=== Task requirements ===
Scan each line of the records for the word "错选均不得分" and extract the ones that have it.
-- Begin Material to process --
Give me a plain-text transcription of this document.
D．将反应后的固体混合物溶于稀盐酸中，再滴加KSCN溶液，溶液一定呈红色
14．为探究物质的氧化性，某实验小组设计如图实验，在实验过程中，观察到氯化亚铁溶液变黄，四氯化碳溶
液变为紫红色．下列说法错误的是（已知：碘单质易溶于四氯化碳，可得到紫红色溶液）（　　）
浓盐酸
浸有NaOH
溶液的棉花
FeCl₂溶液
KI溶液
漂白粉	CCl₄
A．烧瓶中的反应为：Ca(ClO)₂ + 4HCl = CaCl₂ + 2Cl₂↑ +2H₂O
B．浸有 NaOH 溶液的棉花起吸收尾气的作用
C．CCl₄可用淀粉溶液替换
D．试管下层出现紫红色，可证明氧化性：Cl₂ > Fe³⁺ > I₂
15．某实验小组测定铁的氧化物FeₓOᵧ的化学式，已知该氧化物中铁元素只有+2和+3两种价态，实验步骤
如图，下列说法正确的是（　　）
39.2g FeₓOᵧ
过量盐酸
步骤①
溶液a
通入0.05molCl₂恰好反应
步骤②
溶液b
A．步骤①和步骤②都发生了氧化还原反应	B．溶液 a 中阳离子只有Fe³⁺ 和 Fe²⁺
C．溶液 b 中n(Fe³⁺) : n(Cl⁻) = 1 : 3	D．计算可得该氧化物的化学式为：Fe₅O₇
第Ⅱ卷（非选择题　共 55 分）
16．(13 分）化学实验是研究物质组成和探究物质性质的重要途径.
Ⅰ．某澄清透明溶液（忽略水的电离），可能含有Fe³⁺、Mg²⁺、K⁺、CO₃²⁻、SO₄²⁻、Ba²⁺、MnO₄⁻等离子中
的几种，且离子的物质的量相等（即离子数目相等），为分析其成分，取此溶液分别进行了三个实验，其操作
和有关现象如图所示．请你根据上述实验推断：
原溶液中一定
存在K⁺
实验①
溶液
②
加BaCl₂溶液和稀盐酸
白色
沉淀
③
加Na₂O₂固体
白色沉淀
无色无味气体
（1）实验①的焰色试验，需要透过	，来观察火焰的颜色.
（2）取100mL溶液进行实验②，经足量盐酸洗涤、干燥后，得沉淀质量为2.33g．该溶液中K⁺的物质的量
-- End Material to process --
-- Begin Material to process --
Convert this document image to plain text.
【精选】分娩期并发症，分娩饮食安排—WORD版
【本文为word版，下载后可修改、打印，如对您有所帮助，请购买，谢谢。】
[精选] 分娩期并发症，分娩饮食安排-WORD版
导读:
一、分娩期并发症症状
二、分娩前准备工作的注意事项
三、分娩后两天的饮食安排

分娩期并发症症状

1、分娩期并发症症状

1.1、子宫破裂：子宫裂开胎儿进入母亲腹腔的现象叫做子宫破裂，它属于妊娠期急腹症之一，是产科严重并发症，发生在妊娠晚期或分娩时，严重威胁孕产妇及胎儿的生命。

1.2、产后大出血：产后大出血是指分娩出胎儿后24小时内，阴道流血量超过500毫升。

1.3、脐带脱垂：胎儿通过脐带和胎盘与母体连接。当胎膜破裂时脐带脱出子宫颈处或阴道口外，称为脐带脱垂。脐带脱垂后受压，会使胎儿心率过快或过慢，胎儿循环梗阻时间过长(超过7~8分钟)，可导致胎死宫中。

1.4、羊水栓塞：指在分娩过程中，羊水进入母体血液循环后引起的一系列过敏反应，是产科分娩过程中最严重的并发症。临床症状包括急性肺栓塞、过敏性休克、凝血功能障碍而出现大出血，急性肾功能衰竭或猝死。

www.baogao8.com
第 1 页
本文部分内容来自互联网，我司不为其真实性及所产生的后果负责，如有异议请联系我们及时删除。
-- End Material to process --
-- Begin Material to process --
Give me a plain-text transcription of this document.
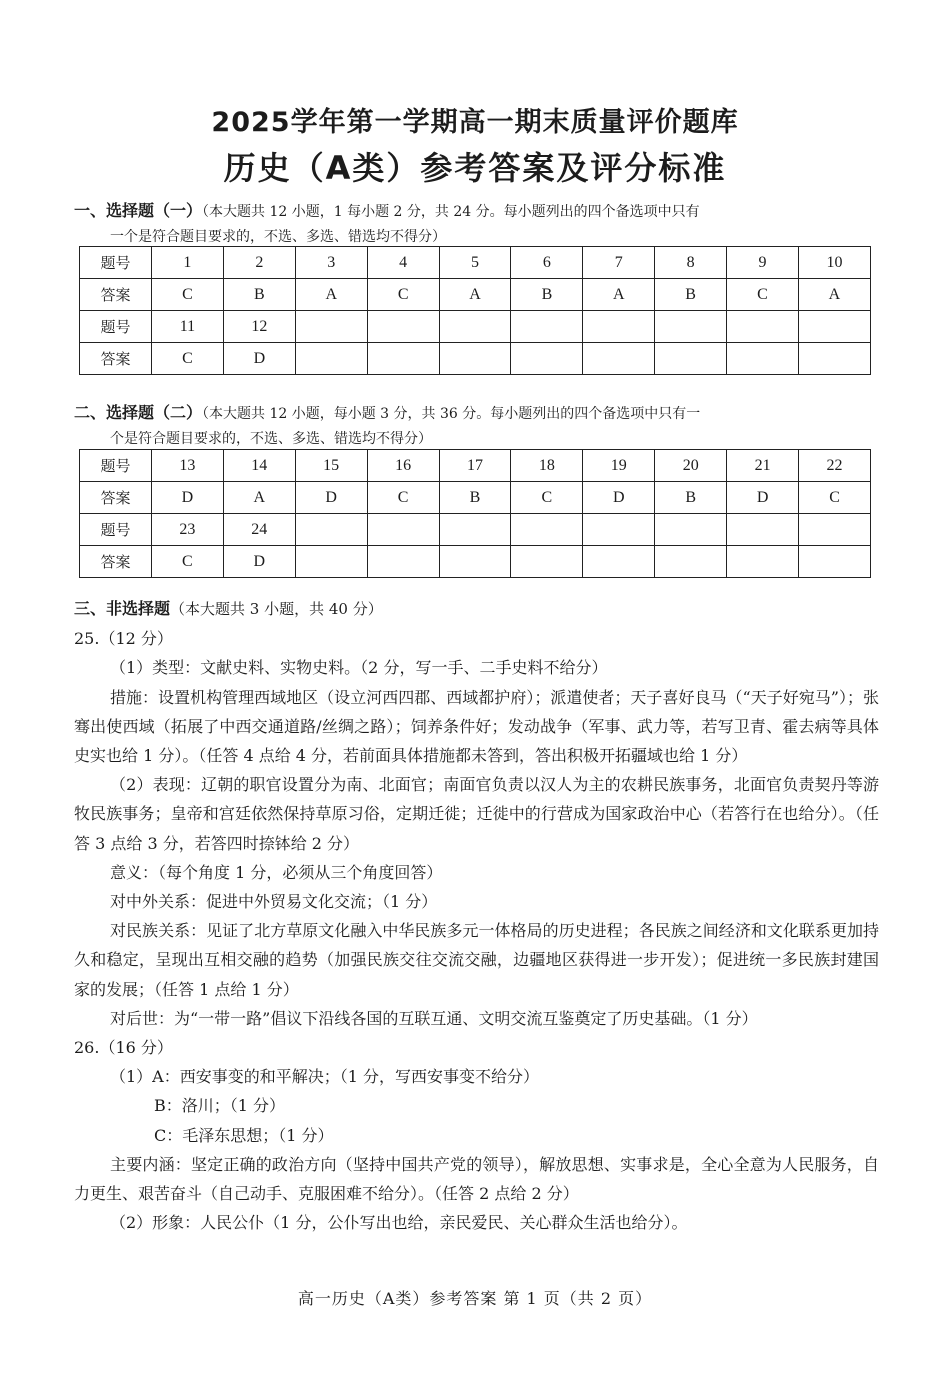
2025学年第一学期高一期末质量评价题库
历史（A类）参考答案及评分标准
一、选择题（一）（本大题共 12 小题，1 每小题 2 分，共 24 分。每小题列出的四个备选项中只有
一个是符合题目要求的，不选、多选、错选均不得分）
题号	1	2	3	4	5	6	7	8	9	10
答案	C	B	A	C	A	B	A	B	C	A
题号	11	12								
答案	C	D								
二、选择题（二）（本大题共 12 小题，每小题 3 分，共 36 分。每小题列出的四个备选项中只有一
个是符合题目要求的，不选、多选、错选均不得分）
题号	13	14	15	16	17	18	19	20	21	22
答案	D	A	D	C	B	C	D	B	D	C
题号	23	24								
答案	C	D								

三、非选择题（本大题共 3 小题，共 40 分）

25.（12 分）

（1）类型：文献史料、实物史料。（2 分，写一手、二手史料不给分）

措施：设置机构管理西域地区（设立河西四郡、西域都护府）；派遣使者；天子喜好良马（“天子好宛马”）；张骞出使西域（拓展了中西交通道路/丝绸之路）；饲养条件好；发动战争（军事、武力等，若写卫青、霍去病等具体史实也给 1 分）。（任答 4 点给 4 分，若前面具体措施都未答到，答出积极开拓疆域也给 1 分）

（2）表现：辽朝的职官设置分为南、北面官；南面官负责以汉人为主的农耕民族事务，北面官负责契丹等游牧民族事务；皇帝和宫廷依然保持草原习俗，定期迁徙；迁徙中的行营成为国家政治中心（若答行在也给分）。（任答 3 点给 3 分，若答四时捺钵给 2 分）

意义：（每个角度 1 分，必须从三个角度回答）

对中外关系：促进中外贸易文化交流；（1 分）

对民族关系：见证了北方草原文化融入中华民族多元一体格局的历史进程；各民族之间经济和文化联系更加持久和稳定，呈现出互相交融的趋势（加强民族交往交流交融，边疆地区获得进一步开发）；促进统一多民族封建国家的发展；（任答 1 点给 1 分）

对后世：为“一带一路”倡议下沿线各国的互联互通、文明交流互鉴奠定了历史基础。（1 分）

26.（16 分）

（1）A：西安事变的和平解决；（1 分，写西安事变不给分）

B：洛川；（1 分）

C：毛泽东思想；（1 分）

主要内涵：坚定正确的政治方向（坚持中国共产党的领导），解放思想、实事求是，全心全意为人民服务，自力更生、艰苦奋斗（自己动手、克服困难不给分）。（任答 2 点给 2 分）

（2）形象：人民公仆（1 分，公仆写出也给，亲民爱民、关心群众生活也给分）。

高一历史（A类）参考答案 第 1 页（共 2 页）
-- End Material to process --
=== Written response ===
一个是符合题目要求的，不选、多选、错选均不得分）
个是符合题目要求的，不选、多选、错选均不得分）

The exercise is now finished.